Written task
Find the word "type" in the material below and gather every line that contains it.
------------
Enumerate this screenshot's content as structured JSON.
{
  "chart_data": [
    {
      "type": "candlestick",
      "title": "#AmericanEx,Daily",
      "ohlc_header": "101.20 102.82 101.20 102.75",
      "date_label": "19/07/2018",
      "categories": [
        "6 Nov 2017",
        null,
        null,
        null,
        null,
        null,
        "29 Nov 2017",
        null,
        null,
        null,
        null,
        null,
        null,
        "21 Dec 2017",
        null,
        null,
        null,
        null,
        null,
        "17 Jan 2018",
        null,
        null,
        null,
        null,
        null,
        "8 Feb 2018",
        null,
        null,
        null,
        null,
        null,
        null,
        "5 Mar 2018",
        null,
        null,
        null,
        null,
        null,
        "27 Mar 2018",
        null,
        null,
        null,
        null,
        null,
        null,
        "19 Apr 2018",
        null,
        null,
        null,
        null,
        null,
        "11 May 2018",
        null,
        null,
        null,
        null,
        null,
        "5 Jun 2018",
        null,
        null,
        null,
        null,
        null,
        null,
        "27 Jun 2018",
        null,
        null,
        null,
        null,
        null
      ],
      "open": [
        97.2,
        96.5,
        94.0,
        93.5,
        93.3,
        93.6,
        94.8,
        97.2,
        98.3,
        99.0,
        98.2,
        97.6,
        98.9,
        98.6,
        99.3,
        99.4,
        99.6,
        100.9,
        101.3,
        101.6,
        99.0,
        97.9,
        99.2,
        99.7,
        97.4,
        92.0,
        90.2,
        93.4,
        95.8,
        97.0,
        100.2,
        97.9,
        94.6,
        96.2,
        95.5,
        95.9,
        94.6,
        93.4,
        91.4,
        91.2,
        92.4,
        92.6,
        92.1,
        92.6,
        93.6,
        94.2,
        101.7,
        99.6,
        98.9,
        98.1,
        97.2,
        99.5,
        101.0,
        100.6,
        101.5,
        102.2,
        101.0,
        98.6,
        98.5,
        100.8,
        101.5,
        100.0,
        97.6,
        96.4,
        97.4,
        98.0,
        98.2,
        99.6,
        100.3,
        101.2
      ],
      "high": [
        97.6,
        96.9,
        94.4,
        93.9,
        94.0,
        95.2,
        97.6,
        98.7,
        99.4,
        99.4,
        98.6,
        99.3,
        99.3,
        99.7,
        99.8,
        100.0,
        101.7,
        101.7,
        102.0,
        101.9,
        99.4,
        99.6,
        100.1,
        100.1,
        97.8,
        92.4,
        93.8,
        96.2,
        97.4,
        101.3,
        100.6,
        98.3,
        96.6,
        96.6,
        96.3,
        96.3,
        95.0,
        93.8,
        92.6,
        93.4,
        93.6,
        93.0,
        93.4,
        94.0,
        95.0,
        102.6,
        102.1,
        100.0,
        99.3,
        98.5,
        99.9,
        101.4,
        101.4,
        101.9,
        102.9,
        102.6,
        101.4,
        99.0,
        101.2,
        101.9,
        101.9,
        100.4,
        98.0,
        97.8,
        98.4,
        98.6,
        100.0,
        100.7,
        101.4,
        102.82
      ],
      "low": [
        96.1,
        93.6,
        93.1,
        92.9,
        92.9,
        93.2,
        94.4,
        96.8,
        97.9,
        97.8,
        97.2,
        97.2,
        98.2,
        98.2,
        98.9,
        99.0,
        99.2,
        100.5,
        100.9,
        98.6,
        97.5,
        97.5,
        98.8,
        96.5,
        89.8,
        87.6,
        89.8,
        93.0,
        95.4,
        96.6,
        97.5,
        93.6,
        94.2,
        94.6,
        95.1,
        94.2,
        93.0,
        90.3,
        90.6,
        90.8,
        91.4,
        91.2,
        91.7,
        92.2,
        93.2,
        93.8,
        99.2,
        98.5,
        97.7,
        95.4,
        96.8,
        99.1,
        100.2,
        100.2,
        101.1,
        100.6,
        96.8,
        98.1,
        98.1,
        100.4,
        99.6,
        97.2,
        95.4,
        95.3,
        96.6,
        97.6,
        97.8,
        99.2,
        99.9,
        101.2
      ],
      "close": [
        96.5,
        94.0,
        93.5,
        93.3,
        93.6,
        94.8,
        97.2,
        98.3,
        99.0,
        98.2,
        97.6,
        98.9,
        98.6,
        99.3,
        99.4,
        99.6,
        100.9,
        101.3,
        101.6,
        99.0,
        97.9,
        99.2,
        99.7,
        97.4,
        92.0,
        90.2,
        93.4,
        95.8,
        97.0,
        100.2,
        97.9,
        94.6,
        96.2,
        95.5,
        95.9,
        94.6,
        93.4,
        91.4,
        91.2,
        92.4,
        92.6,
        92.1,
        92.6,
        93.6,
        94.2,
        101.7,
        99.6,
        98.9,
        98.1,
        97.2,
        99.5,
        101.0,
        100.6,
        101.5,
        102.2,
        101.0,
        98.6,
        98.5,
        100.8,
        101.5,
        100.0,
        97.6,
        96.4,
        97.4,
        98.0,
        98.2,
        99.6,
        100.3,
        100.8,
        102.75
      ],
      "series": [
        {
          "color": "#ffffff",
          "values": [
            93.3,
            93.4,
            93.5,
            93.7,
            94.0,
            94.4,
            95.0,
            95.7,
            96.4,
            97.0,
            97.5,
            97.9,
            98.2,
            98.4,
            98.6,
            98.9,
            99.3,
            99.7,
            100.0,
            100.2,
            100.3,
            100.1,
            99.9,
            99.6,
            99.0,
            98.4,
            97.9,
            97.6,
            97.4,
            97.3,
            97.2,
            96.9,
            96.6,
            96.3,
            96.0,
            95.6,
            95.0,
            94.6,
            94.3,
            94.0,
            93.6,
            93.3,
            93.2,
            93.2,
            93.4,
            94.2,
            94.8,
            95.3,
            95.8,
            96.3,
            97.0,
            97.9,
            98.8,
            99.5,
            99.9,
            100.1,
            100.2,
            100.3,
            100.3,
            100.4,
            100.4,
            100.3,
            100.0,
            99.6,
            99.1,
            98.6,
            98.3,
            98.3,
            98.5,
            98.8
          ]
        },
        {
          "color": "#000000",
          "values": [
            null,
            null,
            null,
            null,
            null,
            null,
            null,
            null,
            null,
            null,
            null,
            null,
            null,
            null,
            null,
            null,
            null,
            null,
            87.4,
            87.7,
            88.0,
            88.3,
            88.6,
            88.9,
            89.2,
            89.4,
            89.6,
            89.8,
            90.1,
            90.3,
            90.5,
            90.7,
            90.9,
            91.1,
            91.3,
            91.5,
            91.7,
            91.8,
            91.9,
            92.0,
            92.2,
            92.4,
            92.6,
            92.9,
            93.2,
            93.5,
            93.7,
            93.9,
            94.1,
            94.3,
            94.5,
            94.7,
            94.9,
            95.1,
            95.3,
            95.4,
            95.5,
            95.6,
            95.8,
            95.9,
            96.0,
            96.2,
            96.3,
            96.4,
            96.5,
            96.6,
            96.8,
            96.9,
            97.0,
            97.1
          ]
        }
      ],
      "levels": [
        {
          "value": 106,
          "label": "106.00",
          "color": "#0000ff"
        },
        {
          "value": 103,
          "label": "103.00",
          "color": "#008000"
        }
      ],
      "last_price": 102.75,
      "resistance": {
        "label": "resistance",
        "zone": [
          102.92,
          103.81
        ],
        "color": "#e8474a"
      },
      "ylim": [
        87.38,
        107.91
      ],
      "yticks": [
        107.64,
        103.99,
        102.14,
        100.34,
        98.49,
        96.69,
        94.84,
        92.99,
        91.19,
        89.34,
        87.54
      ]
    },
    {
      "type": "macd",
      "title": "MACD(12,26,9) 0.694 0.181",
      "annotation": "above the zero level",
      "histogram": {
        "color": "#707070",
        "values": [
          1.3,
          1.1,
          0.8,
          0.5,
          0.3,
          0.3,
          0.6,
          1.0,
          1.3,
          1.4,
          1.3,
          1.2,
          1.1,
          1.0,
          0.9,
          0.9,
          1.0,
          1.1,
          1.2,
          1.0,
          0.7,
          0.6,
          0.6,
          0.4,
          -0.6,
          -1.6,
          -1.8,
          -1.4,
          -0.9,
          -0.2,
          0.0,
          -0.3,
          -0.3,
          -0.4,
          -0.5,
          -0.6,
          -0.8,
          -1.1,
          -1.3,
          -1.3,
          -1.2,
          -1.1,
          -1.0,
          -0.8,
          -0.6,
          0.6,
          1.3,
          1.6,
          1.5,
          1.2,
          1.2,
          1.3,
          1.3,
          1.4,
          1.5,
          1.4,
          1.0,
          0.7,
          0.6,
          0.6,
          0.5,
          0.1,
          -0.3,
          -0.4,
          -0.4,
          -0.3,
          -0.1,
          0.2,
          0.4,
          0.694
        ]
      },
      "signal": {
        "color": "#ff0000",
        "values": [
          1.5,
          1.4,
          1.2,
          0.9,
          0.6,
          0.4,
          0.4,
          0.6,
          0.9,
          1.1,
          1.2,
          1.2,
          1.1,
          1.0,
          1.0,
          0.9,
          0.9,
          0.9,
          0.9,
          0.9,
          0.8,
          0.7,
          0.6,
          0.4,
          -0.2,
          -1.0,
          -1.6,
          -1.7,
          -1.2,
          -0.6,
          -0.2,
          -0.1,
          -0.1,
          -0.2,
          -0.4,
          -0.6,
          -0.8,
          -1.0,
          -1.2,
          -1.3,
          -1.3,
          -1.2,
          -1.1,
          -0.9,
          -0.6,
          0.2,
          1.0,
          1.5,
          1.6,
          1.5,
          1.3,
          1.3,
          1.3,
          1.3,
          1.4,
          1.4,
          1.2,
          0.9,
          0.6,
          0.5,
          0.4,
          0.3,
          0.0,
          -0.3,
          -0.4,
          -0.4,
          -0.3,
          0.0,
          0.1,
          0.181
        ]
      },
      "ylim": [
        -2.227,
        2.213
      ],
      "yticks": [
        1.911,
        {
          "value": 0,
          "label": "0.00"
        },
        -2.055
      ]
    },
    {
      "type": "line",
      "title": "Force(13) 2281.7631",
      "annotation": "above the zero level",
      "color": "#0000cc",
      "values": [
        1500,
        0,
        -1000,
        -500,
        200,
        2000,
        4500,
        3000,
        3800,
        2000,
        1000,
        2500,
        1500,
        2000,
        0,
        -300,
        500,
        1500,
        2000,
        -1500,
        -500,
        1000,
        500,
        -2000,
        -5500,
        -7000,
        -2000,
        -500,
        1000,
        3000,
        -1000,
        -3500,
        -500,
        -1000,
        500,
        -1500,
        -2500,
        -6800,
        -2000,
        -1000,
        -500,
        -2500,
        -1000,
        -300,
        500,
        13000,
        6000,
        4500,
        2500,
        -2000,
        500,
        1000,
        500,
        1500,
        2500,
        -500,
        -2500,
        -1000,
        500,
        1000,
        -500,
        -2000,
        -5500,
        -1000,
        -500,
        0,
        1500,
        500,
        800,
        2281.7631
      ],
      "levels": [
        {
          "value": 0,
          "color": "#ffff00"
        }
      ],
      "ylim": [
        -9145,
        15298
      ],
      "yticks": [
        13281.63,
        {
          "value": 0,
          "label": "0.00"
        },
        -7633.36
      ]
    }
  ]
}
------------
Exercise result
      "type": "candlestick",
      "type": "macd",
      "type": "line",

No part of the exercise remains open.